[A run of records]
========================================

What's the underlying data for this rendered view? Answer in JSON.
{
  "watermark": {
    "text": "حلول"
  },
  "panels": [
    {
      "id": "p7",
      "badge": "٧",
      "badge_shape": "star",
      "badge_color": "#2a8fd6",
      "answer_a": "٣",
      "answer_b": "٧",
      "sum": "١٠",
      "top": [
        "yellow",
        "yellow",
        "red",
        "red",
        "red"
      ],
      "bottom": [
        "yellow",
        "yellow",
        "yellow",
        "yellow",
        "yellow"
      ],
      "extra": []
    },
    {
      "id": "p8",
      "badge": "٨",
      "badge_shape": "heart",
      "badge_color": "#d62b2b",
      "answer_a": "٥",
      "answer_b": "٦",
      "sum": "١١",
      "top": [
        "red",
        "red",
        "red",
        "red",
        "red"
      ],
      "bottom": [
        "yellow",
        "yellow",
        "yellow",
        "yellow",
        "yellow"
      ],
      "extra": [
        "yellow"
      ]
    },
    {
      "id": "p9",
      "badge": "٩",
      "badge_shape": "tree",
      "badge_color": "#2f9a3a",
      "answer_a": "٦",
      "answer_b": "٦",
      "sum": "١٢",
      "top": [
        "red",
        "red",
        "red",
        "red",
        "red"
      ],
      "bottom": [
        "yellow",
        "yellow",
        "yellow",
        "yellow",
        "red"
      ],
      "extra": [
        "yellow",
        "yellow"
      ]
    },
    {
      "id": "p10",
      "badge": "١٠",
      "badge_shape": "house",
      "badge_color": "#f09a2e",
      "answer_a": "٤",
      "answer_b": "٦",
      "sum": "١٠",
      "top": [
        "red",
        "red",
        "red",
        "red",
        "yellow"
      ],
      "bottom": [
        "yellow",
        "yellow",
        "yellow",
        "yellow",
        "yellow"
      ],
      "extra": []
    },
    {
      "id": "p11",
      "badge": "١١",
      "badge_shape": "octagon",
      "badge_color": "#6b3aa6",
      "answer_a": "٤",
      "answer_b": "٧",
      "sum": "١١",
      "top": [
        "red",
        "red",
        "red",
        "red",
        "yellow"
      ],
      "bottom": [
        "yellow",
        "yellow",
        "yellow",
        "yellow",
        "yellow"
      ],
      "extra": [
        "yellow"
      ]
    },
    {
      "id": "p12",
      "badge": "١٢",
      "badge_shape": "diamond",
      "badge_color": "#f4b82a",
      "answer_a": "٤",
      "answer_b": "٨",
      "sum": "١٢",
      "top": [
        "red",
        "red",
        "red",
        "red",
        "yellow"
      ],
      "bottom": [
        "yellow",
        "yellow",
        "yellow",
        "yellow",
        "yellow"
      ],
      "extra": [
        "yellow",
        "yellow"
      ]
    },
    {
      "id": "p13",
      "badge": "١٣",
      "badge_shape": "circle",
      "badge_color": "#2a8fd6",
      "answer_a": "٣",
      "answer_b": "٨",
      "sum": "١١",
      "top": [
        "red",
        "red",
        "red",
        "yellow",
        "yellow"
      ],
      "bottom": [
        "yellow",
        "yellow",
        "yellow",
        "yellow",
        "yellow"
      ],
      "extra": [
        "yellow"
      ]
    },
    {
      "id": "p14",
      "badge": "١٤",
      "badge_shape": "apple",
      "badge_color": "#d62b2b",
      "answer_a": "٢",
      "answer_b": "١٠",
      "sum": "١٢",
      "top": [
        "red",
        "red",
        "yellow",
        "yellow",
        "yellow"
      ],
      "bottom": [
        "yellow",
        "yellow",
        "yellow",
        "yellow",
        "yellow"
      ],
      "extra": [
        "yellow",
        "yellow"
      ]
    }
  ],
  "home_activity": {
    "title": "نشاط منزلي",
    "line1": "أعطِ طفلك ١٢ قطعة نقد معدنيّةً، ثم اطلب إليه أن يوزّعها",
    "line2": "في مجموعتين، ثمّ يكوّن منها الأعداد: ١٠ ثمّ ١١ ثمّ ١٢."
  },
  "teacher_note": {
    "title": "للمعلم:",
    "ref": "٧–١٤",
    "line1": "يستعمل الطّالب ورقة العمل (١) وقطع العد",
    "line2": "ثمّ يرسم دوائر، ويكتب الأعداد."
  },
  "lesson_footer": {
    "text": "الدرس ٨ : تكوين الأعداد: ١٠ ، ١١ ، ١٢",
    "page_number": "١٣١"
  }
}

========================================

**WHAT YOU ARE ASKED TO DO:** Exactly as shown above, return every record.

**EXERCISE OUTPUT:**
What's the underlying data for this rendered view? Answer in JSON.
{
  "watermark": {
    "text": "حلول"
  },
  "panels": [
    {
      "id": "p7",
      "badge": "٧",
      "badge_shape": "star",
      "badge_color": "#2a8fd6",
      "answer_a": "٣",
      "answer_b": "٧",
      "sum": "١٠",
      "top": [
        "yellow",
        "yellow",
        "red",
        "red",
        "red"
      ],
      "bottom": [
        "yellow",
        "yellow",
        "yellow",
        "yellow",
        "yellow"
      ],
      "extra": []
    },
    {
      "id": "p8",
      "badge": "٨",
      "badge_shape": "heart",
      "badge_color": "#d62b2b",
      "answer_a": "٥",
      "answer_b": "٦",
      "sum": "١١",
      "top": [
        "red",
        "red",
        "red",
        "red",
        "red"
      ],
      "bottom": [
        "yellow",
        "yellow",
        "yellow",
        "yellow",
        "yellow"
      ],
      "extra": [
        "yellow"
      ]
    },
    {
      "id": "p9",
      "badge": "٩",
      "badge_shape": "tree",
      "badge_color": "#2f9a3a",
      "answer_a": "٦",
      "answer_b": "٦",
      "sum": "١٢",
      "top": [
        "red",
        "red",
        "red",
        "red",
        "red"
      ],
      "bottom": [
        "yellow",
        "yellow",
        "yellow",
        "yellow",
        "red"
      ],
      "extra": [
        "yellow",
        "yellow"
      ]
    },
    {
      "id": "p10",
      "badge": "١٠",
      "badge_shape": "house",
      "badge_color": "#f09a2e",
      "answer_a": "٤",
      "answer_b": "٦",
      "sum": "١٠",
      "top": [
        "red",
        "red",
        "red",
        "red",
        "yellow"
      ],
      "bottom": [
        "yellow",
        "yellow",
        "yellow",
        "yellow",
        "yellow"
      ],
      "extra": []
    },
    {
      "id": "p11",
      "badge": "١١",
      "badge_shape": "octagon",
      "badge_color": "#6b3aa6",
      "answer_a": "٤",
      "answer_b": "٧",
      "sum": "١١",
      "top": [
        "red",
        "red",
        "red",
        "red",
        "yellow"
      ],
      "bottom": [
        "yellow",
        "yellow",
        "yellow",
        "yellow",
        "yellow"
      ],
      "extra": [
        "yellow"
      ]
    },
    {
      "id": "p12",
      "badge": "١٢",
      "badge_shape": "diamond",
      "badge_color": "#f4b82a",
      "answer_a": "٤",
      "answer_b": "٨",
      "sum": "١٢",
      "top": [
        "red",
        "red",
        "red",
        "red",
        "yellow"
      ],
      "bottom": [
        "yellow",
        "yellow",
        "yellow",
        "yellow",
        "yellow"
      ],
      "extra": [
        "yellow",
        "yellow"
      ]
    },
    {
      "id": "p13",
      "badge": "١٣",
      "badge_shape": "circle",
      "badge_color": "#2a8fd6",
      "answer_a": "٣",
      "answer_b": "٨",
      "sum": "١١",
      "top": [
        "red",
        "red",
        "red",
        "yellow",
        "yellow"
      ],
      "bottom": [
        "yellow",
        "yellow",
        "yellow",
        "yellow",
        "yellow"
      ],
      "extra": [
        "yellow"
      ]
    },
    {
      "id": "p14",
      "badge": "١٤",
      "badge_shape": "apple",
      "badge_color": "#d62b2b",
      "answer_a": "٢",
      "answer_b": "١٠",
      "sum": "١٢",
      "top": [
        "red",
        "red",
        "yellow",
        "yellow",
        "yellow"
      ],
      "bottom": [
        "yellow",
        "yellow",
        "yellow",
        "yellow",
        "yellow"
      ],
      "extra": [
        "yellow",
        "yellow"
      ]
    }
  ],
  "home_activity": {
    "title": "نشاط منزلي",
    "line1": "أعطِ طفلك ١٢ قطعة نقد معدنيّةً، ثم اطلب إليه أن يوزّعها",
    "line2": "في مجموعتين، ثمّ يكوّن منها الأعداد: ١٠ ثمّ ١١ ثمّ ١٢."
  },
  "teacher_note": {
    "title": "للمعلم:",
    "ref": "٧–١٤",
    "line1": "يستعمل الطّالب ورقة العمل (١) وقطع العد",
    "line2": "ثمّ يرسم دوائر، ويكتب الأعداد."
  },
  "lesson_footer": {
    "text": "الدرس ٨ : تكوين الأعداد: ١٠ ، ١١ ، ١٢",
    "page_number": "١٣١"
  }
}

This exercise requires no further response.